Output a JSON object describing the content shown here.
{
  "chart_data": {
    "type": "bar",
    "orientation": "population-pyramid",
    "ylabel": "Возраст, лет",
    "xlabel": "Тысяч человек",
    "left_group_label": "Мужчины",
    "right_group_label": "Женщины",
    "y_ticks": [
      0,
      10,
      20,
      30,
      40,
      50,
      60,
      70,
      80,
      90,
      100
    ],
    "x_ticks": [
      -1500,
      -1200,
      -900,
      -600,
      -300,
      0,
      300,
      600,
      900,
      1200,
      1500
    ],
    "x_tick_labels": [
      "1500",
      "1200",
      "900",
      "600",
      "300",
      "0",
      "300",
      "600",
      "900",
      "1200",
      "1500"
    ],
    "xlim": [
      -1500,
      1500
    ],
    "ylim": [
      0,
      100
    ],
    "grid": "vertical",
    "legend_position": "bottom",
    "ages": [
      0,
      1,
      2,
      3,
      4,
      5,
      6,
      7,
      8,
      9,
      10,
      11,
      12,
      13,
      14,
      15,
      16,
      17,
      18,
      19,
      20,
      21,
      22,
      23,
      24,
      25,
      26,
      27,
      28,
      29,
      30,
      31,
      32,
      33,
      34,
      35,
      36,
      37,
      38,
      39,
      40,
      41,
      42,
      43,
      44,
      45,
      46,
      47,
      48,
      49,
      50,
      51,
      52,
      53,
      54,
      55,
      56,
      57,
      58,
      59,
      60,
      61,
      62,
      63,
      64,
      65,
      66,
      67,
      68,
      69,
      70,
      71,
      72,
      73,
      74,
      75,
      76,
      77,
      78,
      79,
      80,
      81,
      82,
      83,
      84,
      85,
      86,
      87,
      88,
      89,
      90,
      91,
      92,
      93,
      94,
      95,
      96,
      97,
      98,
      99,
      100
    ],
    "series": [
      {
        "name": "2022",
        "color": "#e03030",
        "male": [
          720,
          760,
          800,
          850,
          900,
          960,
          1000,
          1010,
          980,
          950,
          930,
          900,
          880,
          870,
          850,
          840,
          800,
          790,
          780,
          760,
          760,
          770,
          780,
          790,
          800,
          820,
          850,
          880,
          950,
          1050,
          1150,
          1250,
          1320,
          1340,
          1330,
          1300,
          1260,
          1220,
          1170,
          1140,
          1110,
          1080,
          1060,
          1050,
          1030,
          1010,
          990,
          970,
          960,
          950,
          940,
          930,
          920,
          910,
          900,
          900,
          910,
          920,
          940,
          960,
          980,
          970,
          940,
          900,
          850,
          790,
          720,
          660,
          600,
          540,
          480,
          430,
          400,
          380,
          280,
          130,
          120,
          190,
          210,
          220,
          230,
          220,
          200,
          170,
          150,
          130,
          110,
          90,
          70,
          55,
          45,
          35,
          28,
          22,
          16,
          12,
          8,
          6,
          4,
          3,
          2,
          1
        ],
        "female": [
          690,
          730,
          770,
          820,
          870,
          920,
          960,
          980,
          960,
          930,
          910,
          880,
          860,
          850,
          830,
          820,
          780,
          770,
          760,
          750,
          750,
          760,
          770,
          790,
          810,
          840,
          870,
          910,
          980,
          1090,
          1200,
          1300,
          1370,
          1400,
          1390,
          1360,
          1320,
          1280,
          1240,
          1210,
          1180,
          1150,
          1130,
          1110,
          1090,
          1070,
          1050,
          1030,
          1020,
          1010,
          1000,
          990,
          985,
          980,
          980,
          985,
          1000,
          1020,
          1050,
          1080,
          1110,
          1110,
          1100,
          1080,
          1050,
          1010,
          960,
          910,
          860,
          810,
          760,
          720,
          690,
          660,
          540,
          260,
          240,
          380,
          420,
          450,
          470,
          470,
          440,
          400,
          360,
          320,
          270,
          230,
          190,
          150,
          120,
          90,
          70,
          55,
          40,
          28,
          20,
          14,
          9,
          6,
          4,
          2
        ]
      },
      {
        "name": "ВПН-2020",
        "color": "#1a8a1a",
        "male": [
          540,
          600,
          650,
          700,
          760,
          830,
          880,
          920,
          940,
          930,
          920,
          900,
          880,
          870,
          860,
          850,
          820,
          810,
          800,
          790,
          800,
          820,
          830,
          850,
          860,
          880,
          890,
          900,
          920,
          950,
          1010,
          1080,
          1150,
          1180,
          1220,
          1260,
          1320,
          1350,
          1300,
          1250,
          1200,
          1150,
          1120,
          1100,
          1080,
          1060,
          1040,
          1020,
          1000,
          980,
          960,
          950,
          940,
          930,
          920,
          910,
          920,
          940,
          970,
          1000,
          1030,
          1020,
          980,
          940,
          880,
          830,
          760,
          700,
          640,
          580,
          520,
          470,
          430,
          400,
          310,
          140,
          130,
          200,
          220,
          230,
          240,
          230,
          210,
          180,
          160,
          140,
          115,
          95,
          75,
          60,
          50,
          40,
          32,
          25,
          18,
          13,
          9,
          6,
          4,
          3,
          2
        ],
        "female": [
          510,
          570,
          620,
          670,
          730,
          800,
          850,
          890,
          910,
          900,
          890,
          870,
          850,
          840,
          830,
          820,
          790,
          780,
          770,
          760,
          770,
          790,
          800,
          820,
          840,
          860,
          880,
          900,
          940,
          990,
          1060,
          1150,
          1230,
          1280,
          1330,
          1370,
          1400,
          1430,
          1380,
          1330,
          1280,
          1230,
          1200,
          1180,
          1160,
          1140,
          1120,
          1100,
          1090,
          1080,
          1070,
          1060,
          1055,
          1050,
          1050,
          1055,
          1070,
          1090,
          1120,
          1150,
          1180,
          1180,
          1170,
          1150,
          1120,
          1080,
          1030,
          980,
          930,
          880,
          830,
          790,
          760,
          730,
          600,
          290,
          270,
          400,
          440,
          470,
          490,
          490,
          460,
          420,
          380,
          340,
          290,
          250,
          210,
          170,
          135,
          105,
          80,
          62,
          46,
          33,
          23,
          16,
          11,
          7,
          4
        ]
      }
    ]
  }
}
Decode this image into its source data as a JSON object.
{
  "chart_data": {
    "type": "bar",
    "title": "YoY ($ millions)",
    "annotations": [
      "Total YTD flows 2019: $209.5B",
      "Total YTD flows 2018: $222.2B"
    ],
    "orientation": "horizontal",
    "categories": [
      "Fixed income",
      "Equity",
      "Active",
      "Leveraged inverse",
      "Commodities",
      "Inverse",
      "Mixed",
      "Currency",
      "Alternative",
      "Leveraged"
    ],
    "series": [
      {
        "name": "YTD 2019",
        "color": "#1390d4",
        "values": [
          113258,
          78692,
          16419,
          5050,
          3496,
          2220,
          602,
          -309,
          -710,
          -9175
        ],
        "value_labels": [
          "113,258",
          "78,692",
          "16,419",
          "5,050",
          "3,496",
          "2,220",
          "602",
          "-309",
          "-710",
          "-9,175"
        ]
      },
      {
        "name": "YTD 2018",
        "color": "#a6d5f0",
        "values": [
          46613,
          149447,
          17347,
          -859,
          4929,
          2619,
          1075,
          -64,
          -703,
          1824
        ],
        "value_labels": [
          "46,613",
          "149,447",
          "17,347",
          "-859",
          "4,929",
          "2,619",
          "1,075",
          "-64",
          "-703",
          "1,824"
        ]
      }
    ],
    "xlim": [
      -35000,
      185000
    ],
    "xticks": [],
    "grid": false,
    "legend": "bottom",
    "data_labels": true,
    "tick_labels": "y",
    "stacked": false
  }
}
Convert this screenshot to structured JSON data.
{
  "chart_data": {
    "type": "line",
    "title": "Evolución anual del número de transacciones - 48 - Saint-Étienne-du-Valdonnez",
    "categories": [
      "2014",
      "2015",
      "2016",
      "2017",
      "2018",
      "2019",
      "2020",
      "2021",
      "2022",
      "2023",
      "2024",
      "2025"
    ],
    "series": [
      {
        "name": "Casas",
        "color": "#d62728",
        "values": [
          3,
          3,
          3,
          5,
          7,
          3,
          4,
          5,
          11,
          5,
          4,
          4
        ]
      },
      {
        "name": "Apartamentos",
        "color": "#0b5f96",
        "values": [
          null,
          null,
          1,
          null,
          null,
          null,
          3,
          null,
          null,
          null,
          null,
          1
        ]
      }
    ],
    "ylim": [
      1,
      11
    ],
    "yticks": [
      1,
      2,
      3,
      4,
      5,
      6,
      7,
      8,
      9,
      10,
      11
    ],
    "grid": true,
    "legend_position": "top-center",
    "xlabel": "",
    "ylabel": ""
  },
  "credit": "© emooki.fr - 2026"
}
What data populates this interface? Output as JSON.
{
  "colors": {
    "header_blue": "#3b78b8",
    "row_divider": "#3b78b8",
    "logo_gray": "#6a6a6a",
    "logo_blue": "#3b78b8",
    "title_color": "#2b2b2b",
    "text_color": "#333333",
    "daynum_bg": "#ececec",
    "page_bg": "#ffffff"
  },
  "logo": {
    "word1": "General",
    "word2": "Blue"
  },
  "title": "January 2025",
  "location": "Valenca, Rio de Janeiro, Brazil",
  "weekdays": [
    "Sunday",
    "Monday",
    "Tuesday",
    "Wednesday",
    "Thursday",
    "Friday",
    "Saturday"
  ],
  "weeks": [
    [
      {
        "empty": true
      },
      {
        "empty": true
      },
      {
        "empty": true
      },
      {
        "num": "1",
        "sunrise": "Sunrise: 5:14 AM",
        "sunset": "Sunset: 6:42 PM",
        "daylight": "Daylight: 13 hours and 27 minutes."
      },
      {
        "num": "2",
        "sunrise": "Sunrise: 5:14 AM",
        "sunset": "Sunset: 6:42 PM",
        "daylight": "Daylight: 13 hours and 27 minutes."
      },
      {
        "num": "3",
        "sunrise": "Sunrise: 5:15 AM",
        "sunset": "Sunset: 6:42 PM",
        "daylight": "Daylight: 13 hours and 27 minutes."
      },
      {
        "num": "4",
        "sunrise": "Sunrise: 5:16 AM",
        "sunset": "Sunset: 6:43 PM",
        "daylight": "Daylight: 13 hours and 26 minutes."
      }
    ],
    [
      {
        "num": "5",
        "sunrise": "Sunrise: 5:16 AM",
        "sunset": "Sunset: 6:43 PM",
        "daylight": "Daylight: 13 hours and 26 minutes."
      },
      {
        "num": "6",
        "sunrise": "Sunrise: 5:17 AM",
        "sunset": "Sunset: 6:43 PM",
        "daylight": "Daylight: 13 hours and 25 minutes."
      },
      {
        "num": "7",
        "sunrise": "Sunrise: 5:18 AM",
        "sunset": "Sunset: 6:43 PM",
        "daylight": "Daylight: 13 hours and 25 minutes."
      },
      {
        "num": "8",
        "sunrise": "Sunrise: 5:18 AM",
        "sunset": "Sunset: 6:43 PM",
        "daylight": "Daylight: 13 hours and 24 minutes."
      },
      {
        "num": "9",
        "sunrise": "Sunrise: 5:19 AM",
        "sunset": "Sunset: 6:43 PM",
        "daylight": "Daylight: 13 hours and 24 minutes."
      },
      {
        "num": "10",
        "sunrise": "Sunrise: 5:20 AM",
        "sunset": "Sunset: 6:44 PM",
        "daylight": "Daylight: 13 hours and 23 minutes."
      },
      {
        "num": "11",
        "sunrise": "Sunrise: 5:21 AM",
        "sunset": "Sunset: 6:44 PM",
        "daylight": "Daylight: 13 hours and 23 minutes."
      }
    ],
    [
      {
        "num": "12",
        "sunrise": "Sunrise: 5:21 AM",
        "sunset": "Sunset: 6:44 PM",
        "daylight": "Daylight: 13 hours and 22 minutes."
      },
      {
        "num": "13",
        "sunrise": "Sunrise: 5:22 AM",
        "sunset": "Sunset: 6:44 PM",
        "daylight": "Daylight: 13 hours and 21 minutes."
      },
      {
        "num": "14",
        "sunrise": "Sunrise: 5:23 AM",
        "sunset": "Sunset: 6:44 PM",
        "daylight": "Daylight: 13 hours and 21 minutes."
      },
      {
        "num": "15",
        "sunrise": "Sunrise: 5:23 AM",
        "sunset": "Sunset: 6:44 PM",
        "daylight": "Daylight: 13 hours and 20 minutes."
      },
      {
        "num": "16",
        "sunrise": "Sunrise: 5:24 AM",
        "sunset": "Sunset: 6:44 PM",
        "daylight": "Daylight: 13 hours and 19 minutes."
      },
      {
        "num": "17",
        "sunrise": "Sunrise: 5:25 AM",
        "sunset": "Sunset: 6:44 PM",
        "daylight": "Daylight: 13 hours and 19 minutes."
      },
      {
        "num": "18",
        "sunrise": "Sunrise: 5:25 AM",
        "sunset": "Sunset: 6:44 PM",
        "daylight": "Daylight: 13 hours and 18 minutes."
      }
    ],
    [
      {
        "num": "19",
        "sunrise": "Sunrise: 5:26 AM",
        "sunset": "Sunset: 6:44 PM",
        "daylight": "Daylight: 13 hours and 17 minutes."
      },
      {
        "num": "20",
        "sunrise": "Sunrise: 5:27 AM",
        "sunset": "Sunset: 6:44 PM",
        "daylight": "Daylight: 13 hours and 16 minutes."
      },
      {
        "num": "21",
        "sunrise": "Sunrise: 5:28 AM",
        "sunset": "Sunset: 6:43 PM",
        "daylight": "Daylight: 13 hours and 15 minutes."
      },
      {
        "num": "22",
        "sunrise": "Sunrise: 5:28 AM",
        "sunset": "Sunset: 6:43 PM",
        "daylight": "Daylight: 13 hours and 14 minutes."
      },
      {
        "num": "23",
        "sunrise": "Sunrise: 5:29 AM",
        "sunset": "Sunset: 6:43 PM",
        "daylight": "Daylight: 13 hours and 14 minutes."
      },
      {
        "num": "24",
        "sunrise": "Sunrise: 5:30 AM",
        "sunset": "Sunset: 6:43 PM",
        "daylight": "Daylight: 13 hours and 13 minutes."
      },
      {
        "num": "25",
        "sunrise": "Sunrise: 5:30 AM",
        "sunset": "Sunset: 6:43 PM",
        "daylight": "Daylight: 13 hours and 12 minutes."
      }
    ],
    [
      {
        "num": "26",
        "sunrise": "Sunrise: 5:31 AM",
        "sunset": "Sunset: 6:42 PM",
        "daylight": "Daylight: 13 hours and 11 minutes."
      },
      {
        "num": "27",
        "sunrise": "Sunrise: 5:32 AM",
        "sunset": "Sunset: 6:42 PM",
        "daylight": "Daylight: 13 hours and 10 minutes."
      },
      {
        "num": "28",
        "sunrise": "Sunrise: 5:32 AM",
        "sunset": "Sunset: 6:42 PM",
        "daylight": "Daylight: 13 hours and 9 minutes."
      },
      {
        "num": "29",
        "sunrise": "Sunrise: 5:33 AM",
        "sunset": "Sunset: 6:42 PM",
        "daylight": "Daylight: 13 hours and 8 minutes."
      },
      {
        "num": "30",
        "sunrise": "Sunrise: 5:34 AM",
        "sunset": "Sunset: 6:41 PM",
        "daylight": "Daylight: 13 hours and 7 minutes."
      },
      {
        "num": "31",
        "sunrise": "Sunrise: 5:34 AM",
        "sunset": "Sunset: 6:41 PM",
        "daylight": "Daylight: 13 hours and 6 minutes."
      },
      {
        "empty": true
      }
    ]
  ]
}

Exercise
Filter the records for lines holding the string "JSON". Copy each one.

Answer in full
Output a JSON object describing the content shown here.
Decode this image into its source data as a JSON object.
Convert this screenshot to structured JSON data.
What data populates this interface? Output as JSON.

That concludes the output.